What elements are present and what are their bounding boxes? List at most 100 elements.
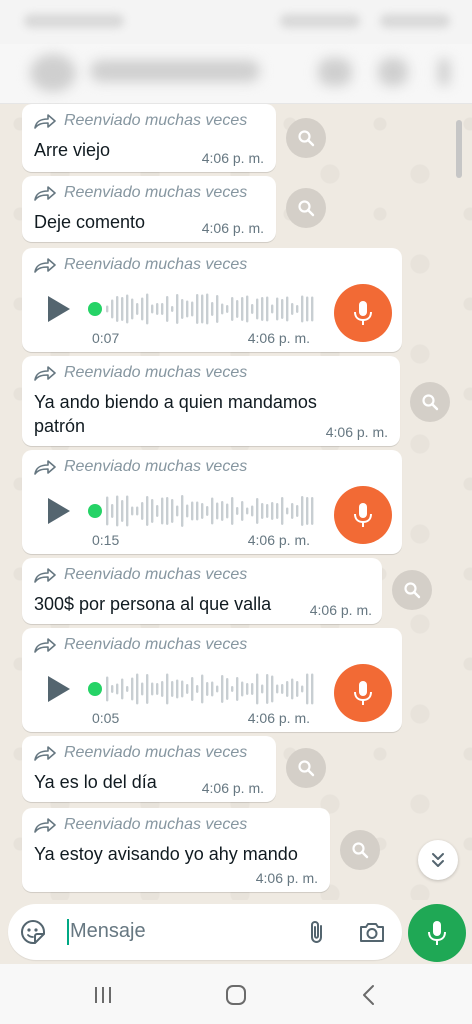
voice-duration: 0:05 bbox=[92, 710, 120, 726]
waveform-bar bbox=[106, 496, 109, 526]
waveform-bar bbox=[231, 497, 234, 525]
message-time: 4:06 p. m. bbox=[247, 532, 310, 548]
search-button[interactable] bbox=[286, 748, 326, 788]
waveform-bar bbox=[111, 685, 114, 693]
text-caret bbox=[67, 919, 69, 945]
voice-duration: 0:07 bbox=[92, 330, 120, 346]
waveform-bar bbox=[301, 295, 304, 323]
recents-icon[interactable] bbox=[90, 982, 116, 1008]
message-time: 4:06 p. m. bbox=[309, 602, 372, 618]
sticker-icon[interactable] bbox=[20, 919, 46, 945]
search-button[interactable] bbox=[410, 382, 450, 422]
chat-header bbox=[0, 44, 472, 104]
waveform-bar bbox=[221, 303, 224, 315]
waveform-bar bbox=[206, 506, 209, 516]
waveform-bar bbox=[246, 295, 249, 323]
voice-message[interactable]: Reenviado muchas veces 0:15 4:06 p. m. bbox=[22, 450, 402, 554]
search-button[interactable] bbox=[286, 118, 326, 158]
waveform-bar bbox=[266, 504, 269, 518]
waveform-bar bbox=[201, 503, 204, 519]
forward-arrow-icon bbox=[34, 366, 56, 381]
video-call-icon[interactable] bbox=[318, 58, 352, 86]
avatar[interactable] bbox=[30, 54, 76, 92]
waveform-bar bbox=[116, 296, 119, 322]
waveform-bar bbox=[266, 674, 269, 704]
waveform-bar bbox=[251, 304, 254, 314]
waveform[interactable] bbox=[106, 494, 316, 528]
back-icon[interactable] bbox=[356, 982, 382, 1008]
search-button[interactable] bbox=[286, 188, 326, 228]
playback-position-handle[interactable] bbox=[88, 682, 102, 696]
playback-position-handle[interactable] bbox=[88, 302, 102, 316]
waveform-bar bbox=[201, 294, 204, 324]
waveform-bar bbox=[201, 674, 204, 704]
waveform-bar bbox=[261, 684, 264, 694]
forwarded-label: Reenviado muchas veces bbox=[64, 816, 248, 833]
record-voice-button[interactable] bbox=[408, 904, 466, 962]
camera-icon[interactable] bbox=[358, 919, 386, 945]
forwarded-label: Reenviado muchas veces bbox=[64, 256, 248, 273]
waveform-bar bbox=[196, 294, 199, 324]
waveform-bar bbox=[236, 677, 239, 701]
waveform-bar bbox=[116, 495, 119, 527]
waveform-bar bbox=[151, 304, 154, 314]
forwarded-label: Reenviado muchas veces bbox=[64, 636, 248, 653]
waveform-bar bbox=[136, 303, 139, 315]
waveform[interactable] bbox=[106, 292, 316, 326]
waveform-bar bbox=[266, 296, 269, 322]
waveform-bar bbox=[146, 496, 149, 526]
waveform-bar bbox=[116, 683, 119, 695]
microphone-icon bbox=[428, 921, 446, 945]
waveform-bar bbox=[156, 505, 159, 517]
waveform-bar bbox=[181, 299, 184, 319]
message-bubble[interactable]: Reenviado muchas veces Ya es lo del día … bbox=[22, 736, 276, 802]
message-bubble[interactable]: Reenviado muchas veces Arre viejo 4:06 p… bbox=[22, 104, 276, 172]
waveform-bar bbox=[106, 676, 109, 702]
scroll-to-bottom-button[interactable] bbox=[418, 840, 458, 880]
waveform-bar bbox=[291, 678, 294, 700]
waveform-bar bbox=[276, 297, 279, 321]
home-icon[interactable] bbox=[223, 982, 249, 1008]
paperclip-icon[interactable] bbox=[304, 919, 330, 945]
waveform-bar bbox=[216, 502, 219, 520]
playback-position-handle[interactable] bbox=[88, 504, 102, 518]
message-bubble[interactable]: Reenviado muchas veces Deje comento 4:06… bbox=[22, 176, 276, 242]
voice-message[interactable]: Reenviado muchas veces 0:07 4:06 p. m. bbox=[22, 248, 402, 352]
voice-call-icon[interactable] bbox=[378, 58, 408, 86]
message-bubble[interactable]: Reenviado muchas veces 300$ por persona … bbox=[22, 558, 382, 624]
waveform-bar bbox=[171, 681, 174, 697]
voice-message[interactable]: Reenviado muchas veces 0:05 4:06 p. m. bbox=[22, 628, 402, 732]
play-icon[interactable] bbox=[48, 498, 70, 524]
menu-icon[interactable] bbox=[438, 58, 450, 86]
message-text: Ya ando biendo a quien mandamos patrón bbox=[34, 392, 317, 436]
waveform-bar bbox=[186, 684, 189, 694]
waveform-bar bbox=[131, 677, 134, 701]
play-icon[interactable] bbox=[48, 296, 70, 322]
waveform-bar bbox=[126, 495, 129, 527]
message-input-container[interactable]: Mensaje bbox=[8, 904, 402, 960]
contact-name[interactable] bbox=[90, 60, 260, 82]
scrollbar[interactable] bbox=[456, 120, 462, 178]
waveform-bar bbox=[291, 303, 294, 315]
search-button[interactable] bbox=[340, 830, 380, 870]
play-icon[interactable] bbox=[48, 676, 70, 702]
waveform-bar bbox=[141, 297, 144, 321]
status-bar bbox=[0, 0, 472, 44]
waveform-bar bbox=[106, 305, 109, 313]
waveform[interactable] bbox=[106, 672, 316, 706]
waveform-bar bbox=[146, 293, 149, 325]
waveform-bar bbox=[166, 673, 169, 705]
forwarded-label: Reenviado muchas veces bbox=[64, 744, 248, 761]
search-button[interactable] bbox=[392, 570, 432, 610]
search-icon bbox=[352, 842, 369, 859]
chat-area[interactable]: Reenviado muchas veces Arre viejo 4:06 p… bbox=[0, 104, 472, 900]
microphone-icon bbox=[354, 503, 372, 527]
waveform-bar bbox=[131, 506, 134, 516]
waveform-bar bbox=[176, 679, 179, 699]
message-input[interactable]: Mensaje bbox=[70, 920, 146, 943]
forwarded-label: Reenviado muchas veces bbox=[64, 364, 248, 381]
waveform-bar bbox=[311, 673, 314, 705]
forward-arrow-icon bbox=[34, 818, 56, 833]
message-bubble[interactable]: Reenviado muchas veces Ya estoy avisando… bbox=[22, 808, 330, 892]
message-bubble[interactable]: Reenviado muchas veces Ya ando biendo a … bbox=[22, 356, 400, 446]
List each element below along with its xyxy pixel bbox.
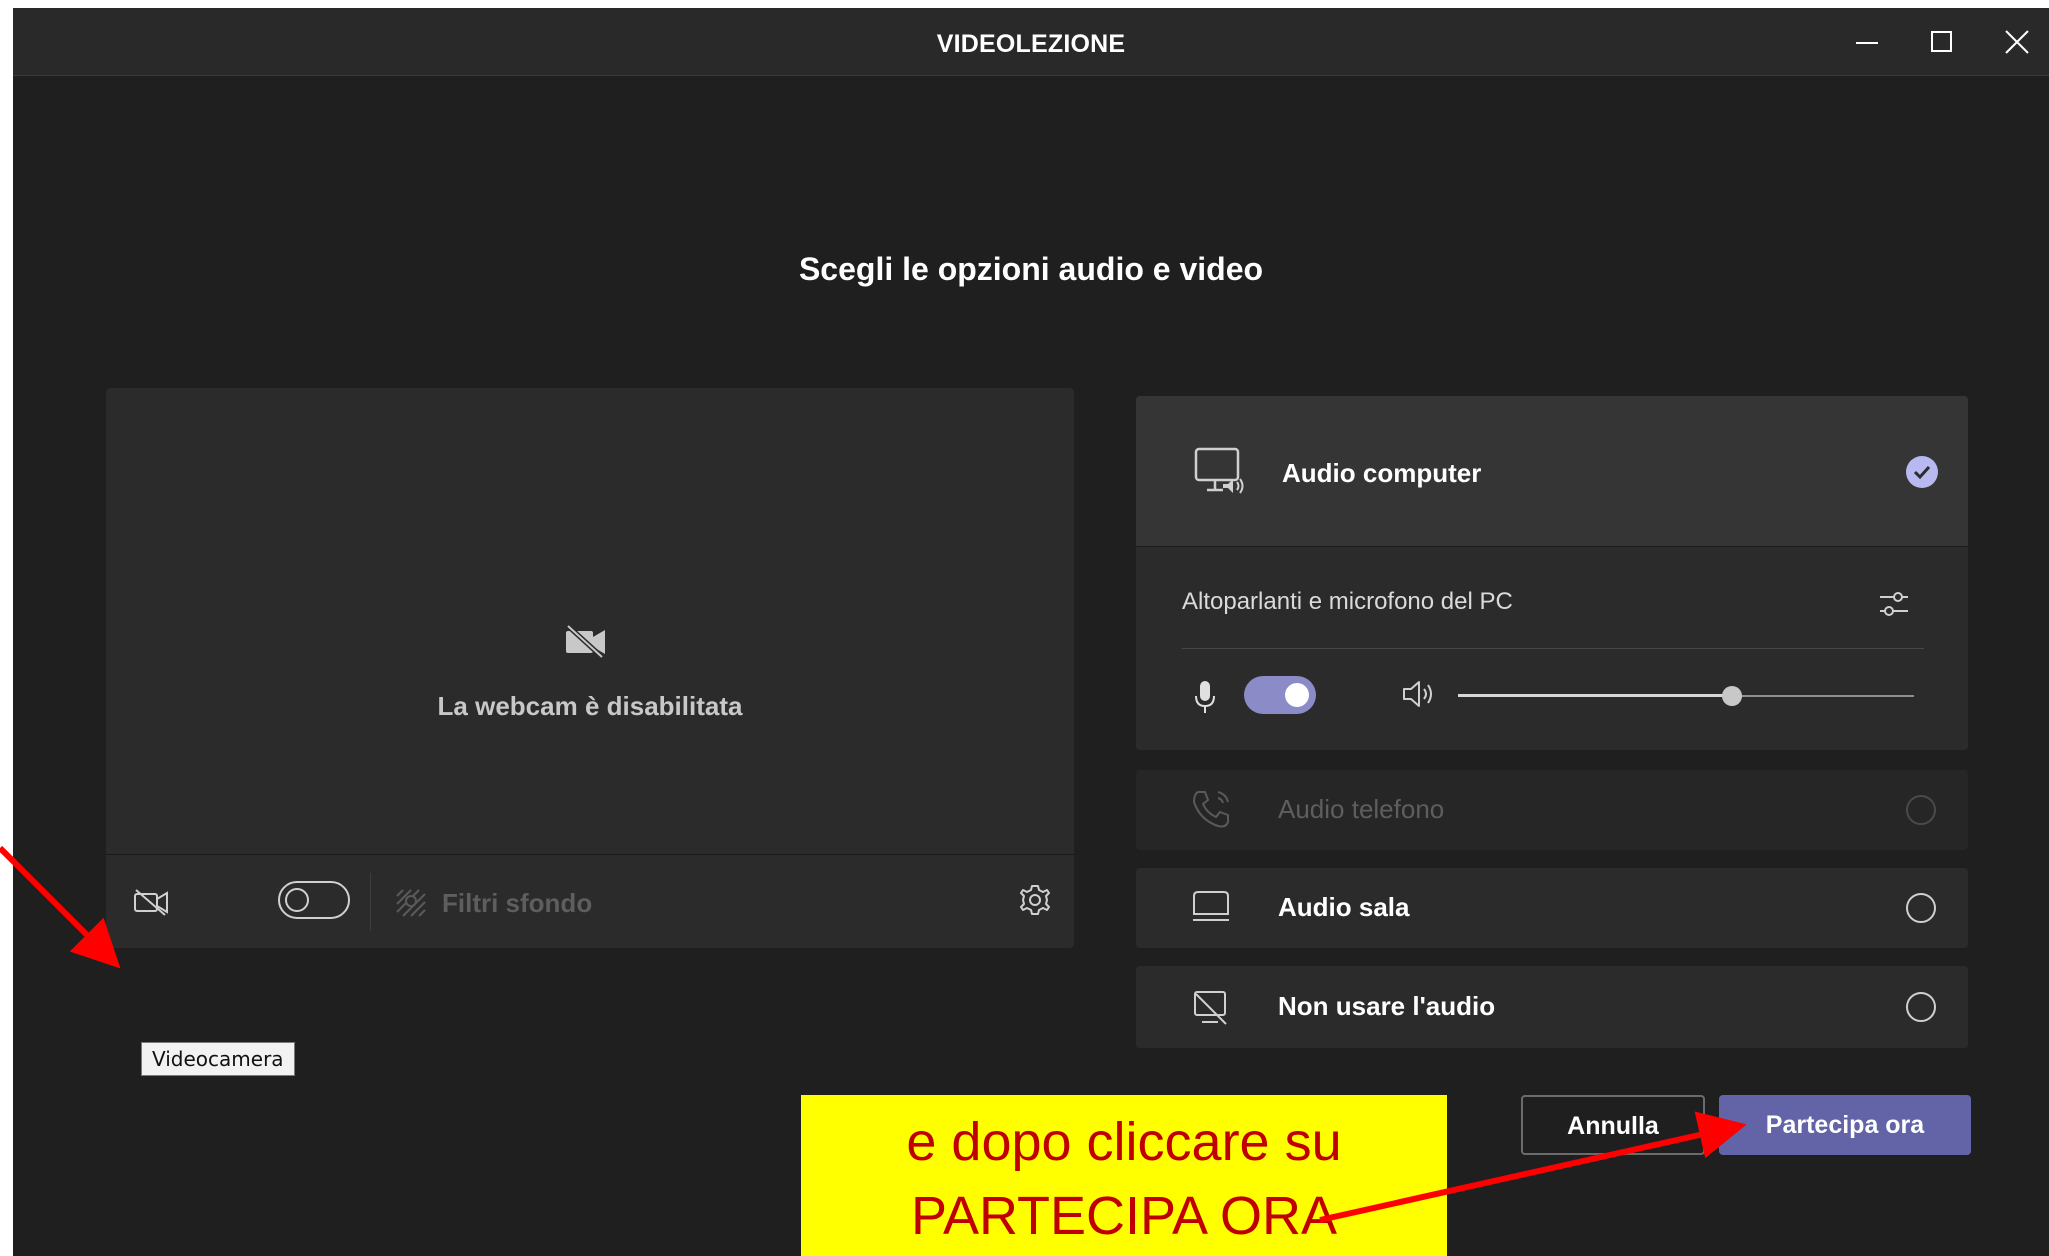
- audio-option-room[interactable]: Audio sala: [1136, 868, 1968, 948]
- join-now-button[interactable]: Partecipa ora: [1719, 1095, 1971, 1155]
- background-filters-label: Filtri sfondo: [442, 887, 593, 918]
- annotation-line-1: e dopo cliccare su: [906, 1112, 1342, 1172]
- annotation-line-2: PARTECIPA ORA: [910, 1186, 1338, 1246]
- speaker-icon: [1403, 681, 1432, 707]
- video-preview-panel: La webcam è disabilitata Filtri sfondo: [106, 388, 1074, 948]
- audio-phone-radio: [1906, 795, 1936, 825]
- window-title: VIDEOLEZIONE: [936, 30, 1126, 58]
- microphone-icon: [1195, 681, 1215, 713]
- microphone-toggle[interactable]: [1244, 676, 1316, 714]
- gear-icon[interactable]: [1018, 883, 1052, 917]
- background-filters-icon: [396, 889, 426, 917]
- audio-room-radio[interactable]: [1906, 893, 1936, 923]
- audio-computer-label: Audio computer: [1282, 458, 1482, 488]
- audio-none-radio[interactable]: [1906, 992, 1936, 1022]
- video-camera-off-icon[interactable]: [132, 887, 170, 917]
- audio-room-label: Audio sala: [1278, 892, 1410, 922]
- page-title: Scegli le opzioni audio e video: [798, 251, 1264, 287]
- audio-option-none[interactable]: Non usare l'audio: [1136, 966, 1968, 1048]
- title-bar: VIDEOLEZIONE: [13, 8, 2049, 76]
- meeting-window: VIDEOLEZIONE Scegli le opzioni audio e v…: [13, 8, 2049, 1256]
- checkmark-icon: [1906, 456, 1938, 488]
- video-toolbar: Filtri sfondo: [106, 854, 1074, 949]
- device-settings-icon[interactable]: [1876, 586, 1912, 622]
- toolbar-divider: [370, 873, 371, 931]
- camera-toggle[interactable]: [278, 881, 350, 919]
- cancel-button[interactable]: Annulla: [1521, 1095, 1705, 1155]
- divider: [1182, 648, 1924, 649]
- audio-phone-label: Audio telefono: [1278, 794, 1445, 824]
- volume-slider-thumb[interactable]: [1722, 686, 1742, 706]
- audio-device-name: Altoparlanti e microfono del PC: [1182, 588, 1513, 615]
- webcam-disabled-text: La webcam è disabilitata: [437, 691, 743, 721]
- video-preview: La webcam è disabilitata: [106, 388, 1074, 854]
- camera-off-icon: [566, 624, 605, 658]
- volume-slider-fill: [1458, 694, 1732, 697]
- phone-icon: [1193, 791, 1229, 828]
- background-filters-button: Filtri sfondo: [394, 885, 592, 921]
- videocamera-tooltip: Videocamera: [141, 1042, 295, 1076]
- audio-none-label: Non usare l'audio: [1278, 991, 1496, 1021]
- computer-audio-icon: [1194, 447, 1244, 494]
- audio-option-computer[interactable]: Audio computer Altoparlanti e microfono …: [1136, 396, 1968, 750]
- maximize-icon[interactable]: [1919, 22, 1963, 62]
- minimize-icon[interactable]: [1845, 22, 1889, 62]
- no-audio-icon: [1194, 991, 1227, 1025]
- audio-option-phone: Audio telefono: [1136, 770, 1968, 850]
- close-icon[interactable]: [1995, 22, 2039, 62]
- annotation-callout: e dopo cliccare su PARTECIPA ORA: [801, 1095, 1447, 1256]
- room-audio-icon: [1193, 891, 1229, 921]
━━━━━━━━
### [WHAT IS REQUIRED]
Reproduce unchanged the entries from the line with "voice-duration: 0:05 bbox=[92, 710, 120, 726]" to the line with "recents-icon[interactable] bbox=[90, 982, 116, 1008]", including both of those lines.

### [ANSWER IN FULL]
voice-duration: 0:05 bbox=[92, 710, 120, 726]
waveform-bar bbox=[106, 496, 109, 526]
waveform-bar bbox=[231, 497, 234, 525]
message-time: 4:06 p. m. bbox=[247, 532, 310, 548]
search-button[interactable] bbox=[286, 748, 326, 788]
waveform-bar bbox=[111, 685, 114, 693]
text-caret bbox=[67, 919, 69, 945]
voice-duration: 0:07 bbox=[92, 330, 120, 346]
waveform-bar bbox=[301, 295, 304, 323]
recents-icon[interactable] bbox=[90, 982, 116, 1008]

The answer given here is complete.